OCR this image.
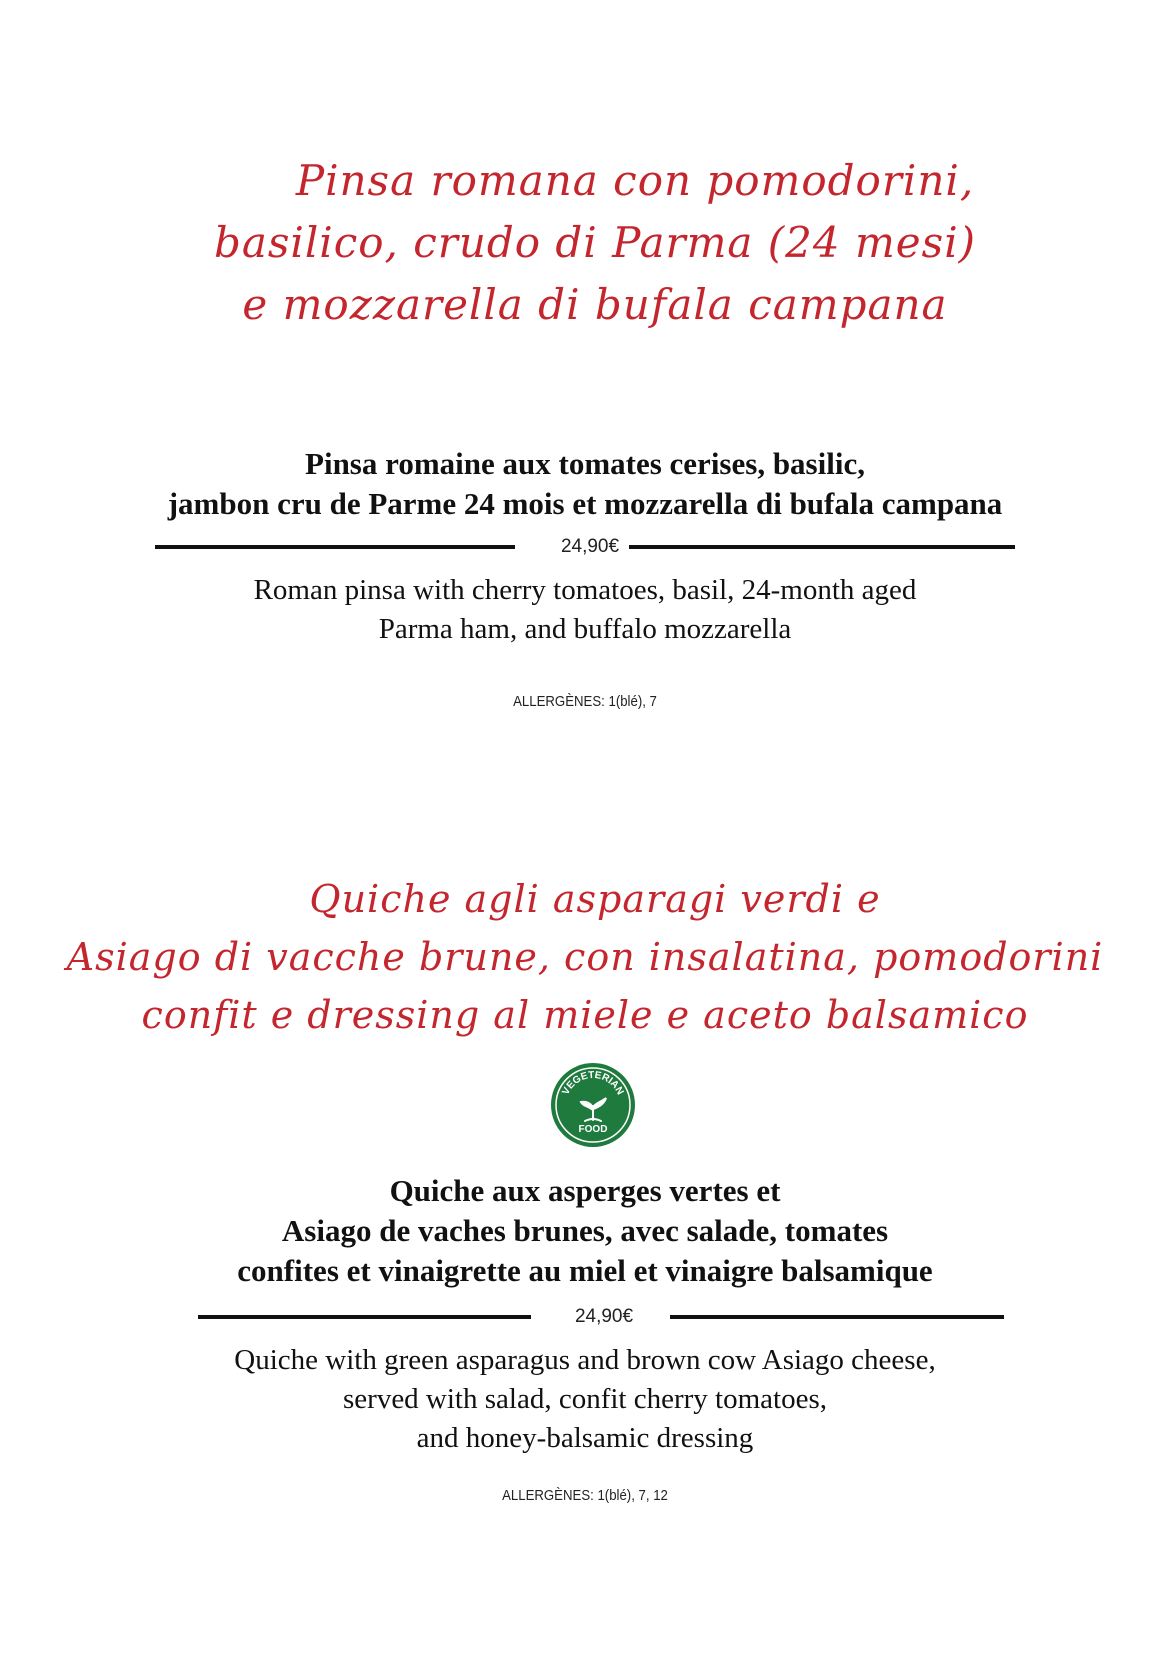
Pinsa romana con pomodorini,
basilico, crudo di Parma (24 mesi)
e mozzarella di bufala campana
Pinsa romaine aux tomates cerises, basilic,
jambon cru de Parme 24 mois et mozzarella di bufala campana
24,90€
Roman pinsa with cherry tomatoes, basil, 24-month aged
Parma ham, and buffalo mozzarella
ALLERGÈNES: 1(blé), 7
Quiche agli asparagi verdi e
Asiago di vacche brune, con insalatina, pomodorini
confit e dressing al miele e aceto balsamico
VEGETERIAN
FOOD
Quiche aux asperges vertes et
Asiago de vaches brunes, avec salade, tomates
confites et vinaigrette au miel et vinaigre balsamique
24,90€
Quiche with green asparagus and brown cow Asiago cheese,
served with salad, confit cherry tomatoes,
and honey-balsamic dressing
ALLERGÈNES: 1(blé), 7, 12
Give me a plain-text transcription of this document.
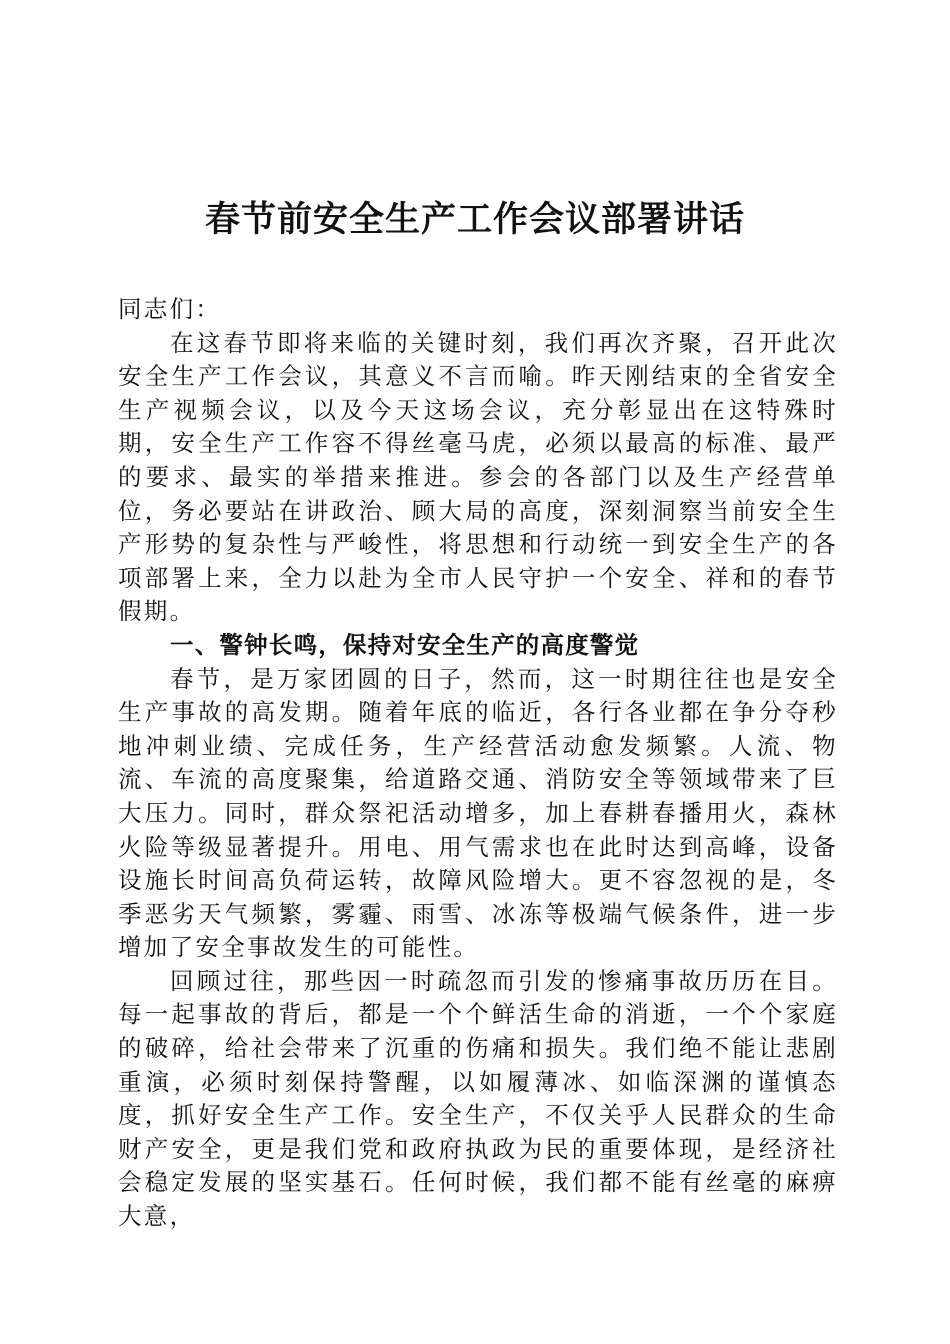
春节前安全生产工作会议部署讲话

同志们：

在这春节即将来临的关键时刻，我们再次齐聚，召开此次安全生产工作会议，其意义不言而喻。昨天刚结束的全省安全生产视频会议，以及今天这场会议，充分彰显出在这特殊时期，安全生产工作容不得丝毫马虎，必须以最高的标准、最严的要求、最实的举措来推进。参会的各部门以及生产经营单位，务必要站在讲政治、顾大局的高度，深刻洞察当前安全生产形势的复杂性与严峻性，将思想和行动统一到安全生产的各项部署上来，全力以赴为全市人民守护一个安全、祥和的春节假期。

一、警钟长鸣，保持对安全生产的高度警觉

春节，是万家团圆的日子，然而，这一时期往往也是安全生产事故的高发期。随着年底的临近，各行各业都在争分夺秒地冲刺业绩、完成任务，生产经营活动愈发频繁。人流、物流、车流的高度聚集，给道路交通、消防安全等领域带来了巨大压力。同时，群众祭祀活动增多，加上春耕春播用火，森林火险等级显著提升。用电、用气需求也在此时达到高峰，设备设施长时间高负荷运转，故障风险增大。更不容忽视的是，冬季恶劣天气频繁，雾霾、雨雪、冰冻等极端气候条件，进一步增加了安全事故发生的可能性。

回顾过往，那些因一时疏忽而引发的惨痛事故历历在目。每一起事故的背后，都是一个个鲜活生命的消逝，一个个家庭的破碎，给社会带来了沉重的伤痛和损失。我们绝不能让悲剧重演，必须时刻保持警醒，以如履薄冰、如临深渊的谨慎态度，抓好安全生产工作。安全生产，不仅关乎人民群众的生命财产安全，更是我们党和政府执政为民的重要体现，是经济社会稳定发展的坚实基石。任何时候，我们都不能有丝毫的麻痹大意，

» What the task asks: Using the records above, extract exactly and only the lines from the one with "Give me a plain-text" through the final line, inclusive, leaving out pictures.

» Exercise solution:
Give me a plain-text transcription of this document.
春节前安全生产工作会议部署讲话

同志们：

在这春节即将来临的关键时刻，我们再次齐聚，召开此次安全生产工作会议，其意义不言而喻。昨天刚结束的全省安全生产视频会议，以及今天这场会议，充分彰显出在这特殊时期，安全生产工作容不得丝毫马虎，必须以最高的标准、最严的要求、最实的举措来推进。参会的各部门以及生产经营单位，务必要站在讲政治、顾大局的高度，深刻洞察当前安全生产形势的复杂性与严峻性，将思想和行动统一到安全生产的各项部署上来，全力以赴为全市人民守护一个安全、祥和的春节假期。

一、警钟长鸣，保持对安全生产的高度警觉

春节，是万家团圆的日子，然而，这一时期往往也是安全生产事故的高发期。随着年底的临近，各行各业都在争分夺秒地冲刺业绩、完成任务，生产经营活动愈发频繁。人流、物流、车流的高度聚集，给道路交通、消防安全等领域带来了巨大压力。同时，群众祭祀活动增多，加上春耕春播用火，森林火险等级显著提升。用电、用气需求也在此时达到高峰，设备设施长时间高负荷运转，故障风险增大。更不容忽视的是，冬季恶劣天气频繁，雾霾、雨雪、冰冻等极端气候条件，进一步增加了安全事故发生的可能性。

回顾过往，那些因一时疏忽而引发的惨痛事故历历在目。每一起事故的背后，都是一个个鲜活生命的消逝，一个个家庭的破碎，给社会带来了沉重的伤痛和损失。我们绝不能让悲剧重演，必须时刻保持警醒，以如履薄冰、如临深渊的谨慎态度，抓好安全生产工作。安全生产，不仅关乎人民群众的生命财产安全，更是我们党和政府执政为民的重要体现，是经济社会稳定发展的坚实基石。任何时候，我们都不能有丝毫的麻痹大意，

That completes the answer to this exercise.